▸ **Records provided**:
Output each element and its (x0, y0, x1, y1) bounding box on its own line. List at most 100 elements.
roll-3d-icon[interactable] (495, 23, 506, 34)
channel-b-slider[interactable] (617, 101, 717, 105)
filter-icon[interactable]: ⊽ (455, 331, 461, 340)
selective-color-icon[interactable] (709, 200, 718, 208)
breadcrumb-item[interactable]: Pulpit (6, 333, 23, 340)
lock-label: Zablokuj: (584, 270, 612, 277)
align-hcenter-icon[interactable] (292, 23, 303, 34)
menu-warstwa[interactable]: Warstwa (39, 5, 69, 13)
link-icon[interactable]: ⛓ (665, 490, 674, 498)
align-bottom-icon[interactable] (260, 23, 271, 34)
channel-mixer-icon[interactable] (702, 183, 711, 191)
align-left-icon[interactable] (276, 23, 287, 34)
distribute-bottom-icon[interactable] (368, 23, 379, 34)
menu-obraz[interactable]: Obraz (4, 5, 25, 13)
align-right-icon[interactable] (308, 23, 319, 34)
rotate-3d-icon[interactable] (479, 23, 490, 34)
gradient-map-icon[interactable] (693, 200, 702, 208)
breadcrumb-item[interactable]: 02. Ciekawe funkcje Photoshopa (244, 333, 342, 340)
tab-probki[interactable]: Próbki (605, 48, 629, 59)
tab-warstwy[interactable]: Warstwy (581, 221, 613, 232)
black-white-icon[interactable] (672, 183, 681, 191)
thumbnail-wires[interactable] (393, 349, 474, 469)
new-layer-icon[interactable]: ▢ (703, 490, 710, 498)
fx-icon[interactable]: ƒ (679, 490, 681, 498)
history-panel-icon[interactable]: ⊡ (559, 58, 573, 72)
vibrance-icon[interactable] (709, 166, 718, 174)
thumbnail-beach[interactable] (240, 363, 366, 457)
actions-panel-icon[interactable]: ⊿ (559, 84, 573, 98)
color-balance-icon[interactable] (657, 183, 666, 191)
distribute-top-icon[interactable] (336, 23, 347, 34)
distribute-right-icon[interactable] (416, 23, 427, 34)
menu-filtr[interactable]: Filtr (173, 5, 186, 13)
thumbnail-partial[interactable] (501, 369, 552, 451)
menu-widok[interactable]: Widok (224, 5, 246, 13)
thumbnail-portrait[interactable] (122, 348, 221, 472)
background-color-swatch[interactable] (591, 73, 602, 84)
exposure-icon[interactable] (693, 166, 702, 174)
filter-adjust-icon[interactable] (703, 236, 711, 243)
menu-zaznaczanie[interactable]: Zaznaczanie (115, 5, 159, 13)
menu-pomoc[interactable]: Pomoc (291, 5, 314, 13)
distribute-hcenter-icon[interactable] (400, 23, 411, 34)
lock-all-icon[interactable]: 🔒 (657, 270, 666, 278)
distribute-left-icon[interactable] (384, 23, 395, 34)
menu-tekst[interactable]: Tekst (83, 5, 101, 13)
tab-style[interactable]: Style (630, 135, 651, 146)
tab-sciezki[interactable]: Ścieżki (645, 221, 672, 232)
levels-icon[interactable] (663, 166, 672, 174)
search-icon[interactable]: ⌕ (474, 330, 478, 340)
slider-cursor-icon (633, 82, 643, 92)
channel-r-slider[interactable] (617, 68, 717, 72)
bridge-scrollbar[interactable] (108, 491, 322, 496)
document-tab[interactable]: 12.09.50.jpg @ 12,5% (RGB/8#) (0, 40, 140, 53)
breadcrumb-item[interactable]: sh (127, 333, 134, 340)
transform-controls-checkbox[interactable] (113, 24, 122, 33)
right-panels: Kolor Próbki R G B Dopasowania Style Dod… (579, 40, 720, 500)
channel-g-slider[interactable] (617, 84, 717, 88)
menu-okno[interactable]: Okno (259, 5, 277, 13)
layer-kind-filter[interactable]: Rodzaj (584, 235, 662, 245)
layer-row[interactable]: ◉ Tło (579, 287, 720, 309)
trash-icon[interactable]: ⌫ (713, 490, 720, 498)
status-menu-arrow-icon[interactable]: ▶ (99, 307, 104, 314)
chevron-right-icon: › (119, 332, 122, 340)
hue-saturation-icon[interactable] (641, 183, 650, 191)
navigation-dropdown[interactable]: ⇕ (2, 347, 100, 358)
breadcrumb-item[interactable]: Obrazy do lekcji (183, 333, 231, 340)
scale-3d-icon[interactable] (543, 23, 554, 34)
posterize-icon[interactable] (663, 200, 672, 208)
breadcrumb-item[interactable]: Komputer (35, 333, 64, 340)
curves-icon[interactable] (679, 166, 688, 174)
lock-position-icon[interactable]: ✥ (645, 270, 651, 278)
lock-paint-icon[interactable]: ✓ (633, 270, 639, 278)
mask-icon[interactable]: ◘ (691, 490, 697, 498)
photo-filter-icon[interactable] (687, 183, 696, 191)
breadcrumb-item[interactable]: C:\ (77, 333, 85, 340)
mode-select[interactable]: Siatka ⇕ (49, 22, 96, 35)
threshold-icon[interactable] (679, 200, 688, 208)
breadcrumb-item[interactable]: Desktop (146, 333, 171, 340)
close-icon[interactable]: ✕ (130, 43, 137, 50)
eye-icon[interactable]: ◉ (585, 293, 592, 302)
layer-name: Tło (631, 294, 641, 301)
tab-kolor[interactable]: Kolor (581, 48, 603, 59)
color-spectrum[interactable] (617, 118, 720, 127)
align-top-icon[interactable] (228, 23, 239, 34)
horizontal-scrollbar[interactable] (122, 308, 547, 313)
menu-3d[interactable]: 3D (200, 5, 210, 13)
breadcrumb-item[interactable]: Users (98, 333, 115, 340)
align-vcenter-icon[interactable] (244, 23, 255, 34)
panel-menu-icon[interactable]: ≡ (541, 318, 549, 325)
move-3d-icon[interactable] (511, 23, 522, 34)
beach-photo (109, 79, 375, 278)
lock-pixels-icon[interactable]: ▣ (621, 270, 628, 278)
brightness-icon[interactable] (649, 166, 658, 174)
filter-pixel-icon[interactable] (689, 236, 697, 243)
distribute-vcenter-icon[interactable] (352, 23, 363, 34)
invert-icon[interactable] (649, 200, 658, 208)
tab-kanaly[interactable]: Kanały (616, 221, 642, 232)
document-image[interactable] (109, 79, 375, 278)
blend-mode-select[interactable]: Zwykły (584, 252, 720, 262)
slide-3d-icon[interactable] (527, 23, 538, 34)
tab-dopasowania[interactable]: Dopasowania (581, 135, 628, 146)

▸ **The request**:
Format all of the data above as a JSON list of strings, with one string for each line and no entries for blank lines.

▸ **Final result**:
[
  "Output each element and its (x0, y0, x1, y1) bounding box on its own line. List at most 100 elements.",
  "roll-3d-icon[interactable] (495, 23, 506, 34)",
  "channel-b-slider[interactable] (617, 101, 717, 105)",
  "filter-icon[interactable]: ⊽ (455, 331, 461, 340)",
  "selective-color-icon[interactable] (709, 200, 718, 208)",
  "breadcrumb-item[interactable]: Pulpit (6, 333, 23, 340)",
  "lock-label: Zablokuj: (584, 270, 612, 277)",
  "align-hcenter-icon[interactable] (292, 23, 303, 34)",
  "menu-warstwa[interactable]: Warstwa (39, 5, 69, 13)",
  "link-icon[interactable]: ⛓ (665, 490, 674, 498)",
  "align-bottom-icon[interactable] (260, 23, 271, 34)",
  "channel-mixer-icon[interactable] (702, 183, 711, 191)",
  "align-left-icon[interactable] (276, 23, 287, 34)",
  "distribute-bottom-icon[interactable] (368, 23, 379, 34)",
  "menu-obraz[interactable]: Obraz (4, 5, 25, 13)",
  "align-right-icon[interactable] (308, 23, 319, 34)",
  "rotate-3d-icon[interactable] (479, 23, 490, 34)",
  "gradient-map-icon[interactable] (693, 200, 702, 208)",
  "breadcrumb-item[interactable]: 02. Ciekawe funkcje Photoshopa (244, 333, 342, 340)",
  "tab-probki[interactable]: Próbki (605, 48, 629, 59)",
  "tab-warstwy[interactable]: Warstwy (581, 221, 613, 232)",
  "black-white-icon[interactable] (672, 183, 681, 191)",
  "thumbnail-wires[interactable] (393, 349, 474, 469)",
  "new-layer-icon[interactable]: ▢ (703, 490, 710, 498)",
  "fx-icon[interactable]: ƒ (679, 490, 681, 498)",
  "history-panel-icon[interactable]: ⊡ (559, 58, 573, 72)",
  "vibrance-icon[interactable] (709, 166, 718, 174)",
  "thumbnail-beach[interactable] (240, 363, 366, 457)",
  "actions-panel-icon[interactable]: ⊿ (559, 84, 573, 98)",
  "color-balance-icon[interactable] (657, 183, 666, 191)",
  "distribute-top-icon[interactable] (336, 23, 347, 34)",
  "distribute-right-icon[interactable] (416, 23, 427, 34)",
  "menu-filtr[interactable]: Filtr (173, 5, 186, 13)",
  "thumbnail-partial[interactable] (501, 369, 552, 451)",
  "menu-widok[interactable]: Widok (224, 5, 246, 13)",
  "thumbnail-portrait[interactable] (122, 348, 221, 472)",
  "background-color-swatch[interactable] (591, 73, 602, 84)",
  "exposure-icon[interactable] (693, 166, 702, 174)",
  "filter-adjust-icon[interactable] (703, 236, 711, 243)",
  "menu-zaznaczanie[interactable]: Zaznaczanie (115, 5, 159, 13)",
  "menu-pomoc[interactable]: Pomoc (291, 5, 314, 13)",
  "distribute-hcenter-icon[interactable] (400, 23, 411, 34)",
  "lock-all-icon[interactable]: 🔒 (657, 270, 666, 278)",
  "distribute-left-icon[interactable] (384, 23, 395, 34)",
  "menu-tekst[interactable]: Tekst (83, 5, 101, 13)",
  "tab-style[interactable]: Style (630, 135, 651, 146)",
  "tab-sciezki[interactable]: Ścieżki (645, 221, 672, 232)",
  "levels-icon[interactable] (663, 166, 672, 174)",
  "search-icon[interactable]: ⌕ (474, 330, 478, 340)",
  "slider-cursor-icon (633, 82, 643, 92)",
  "channel-r-slider[interactable] (617, 68, 717, 72)",
  "bridge-scrollbar[interactable] (108, 491, 322, 496)",
  "document-tab[interactable]: 12.09.50.jpg @ 12,5% (RGB/8#) (0, 40, 140, 53)",
  "breadcrumb-item[interactable]: sh (127, 333, 134, 340)",
  "transform-controls-checkbox[interactable] (113, 24, 122, 33)",
  "right-panels: Kolor Próbki R G B Dopasowania Style Dod… (579, 40, 720, 500)",
  "channel-g-slider[interactable] (617, 84, 717, 88)",
  "menu-okno[interactable]: Okno (259, 5, 277, 13)",
  "layer-kind-filter[interactable]: Rodzaj (584, 235, 662, 245)",
  "layer-row[interactable]: ◉ Tło (579, 287, 720, 309)",
  "trash-icon[interactable]: ⌫ (713, 490, 720, 498)",
  "status-menu-arrow-icon[interactable]: ▶ (99, 307, 104, 314)",
  "chevron-right-icon: › (119, 332, 122, 340)",
  "hue-saturation-icon[interactable] (641, 183, 650, 191)",
  "navigation-dropdown[interactable]: ⇕ (2, 347, 100, 358)",
  "breadcrumb-item[interactable]: Obrazy do lekcji (183, 333, 231, 340)",
  "scale-3d-icon[interactable] (543, 23, 554, 34)",
  "posterize-icon[interactable] (663, 200, 672, 208)",
  "breadcrumb-item[interactable]: Komputer (35, 333, 64, 340)",
  "curves-icon[interactable] (679, 166, 688, 174)",
  "lock-position-icon[interactable]: ✥ (645, 270, 651, 278)",
  "lock-paint-icon[interactable]: ✓ (633, 270, 639, 278)",
  "mask-icon[interactable]: ◘ (691, 490, 697, 498)",
  "photo-filter-icon[interactable] (687, 183, 696, 191)",
  "breadcrumb-item[interactable]: C:\\ (77, 333, 85, 340)",
  "mode-select[interactable]: Siatka ⇕ (49, 22, 96, 35)",
  "threshold-icon[interactable] (679, 200, 688, 208)",
  "breadcrumb-item[interactable]: Desktop (146, 333, 171, 340)",
  "close-icon[interactable]: ✕ (130, 43, 137, 50)",
  "eye-icon[interactable]: ◉ (585, 293, 592, 302)",
  "layer-name: Tło (631, 294, 641, 301)",
  "tab-kolor[interactable]: Kolor (581, 48, 603, 59)",
  "color-spectrum[interactable] (617, 118, 720, 127)",
  "align-top-icon[interactable] (228, 23, 239, 34)",
  "horizontal-scrollbar[interactable] (122, 308, 547, 313)",
  "menu-3d[interactable]: 3D (200, 5, 210, 13)",
  "breadcrumb-item[interactable]: Users (98, 333, 115, 340)",
  "align-vcenter-icon[interactable] (244, 23, 255, 34)",
  "panel-menu-icon[interactable]: ≡ (541, 318, 549, 325)",
  "move-3d-icon[interactable] (511, 23, 522, 34)",
  "beach-photo (109, 79, 375, 278)",
  "lock-pixels-icon[interactable]: ▣ (621, 270, 628, 278)",
  "brightness-icon[interactable] (649, 166, 658, 174)",
  "filter-pixel-icon[interactable] (689, 236, 697, 243)",
  "distribute-vcenter-icon[interactable] (352, 23, 363, 34)",
  "invert-icon[interactable] (649, 200, 658, 208)",
  "tab-kanaly[interactable]: Kanały (616, 221, 642, 232)",
  "document-image[interactable] (109, 79, 375, 278)",
  "blend-mode-select[interactable]: Zwykły (584, 252, 720, 262)",
  "slide-3d-icon[interactable] (527, 23, 538, 34)",
  "tab-dopasowania[interactable]: Dopasowania (581, 135, 628, 146)"
]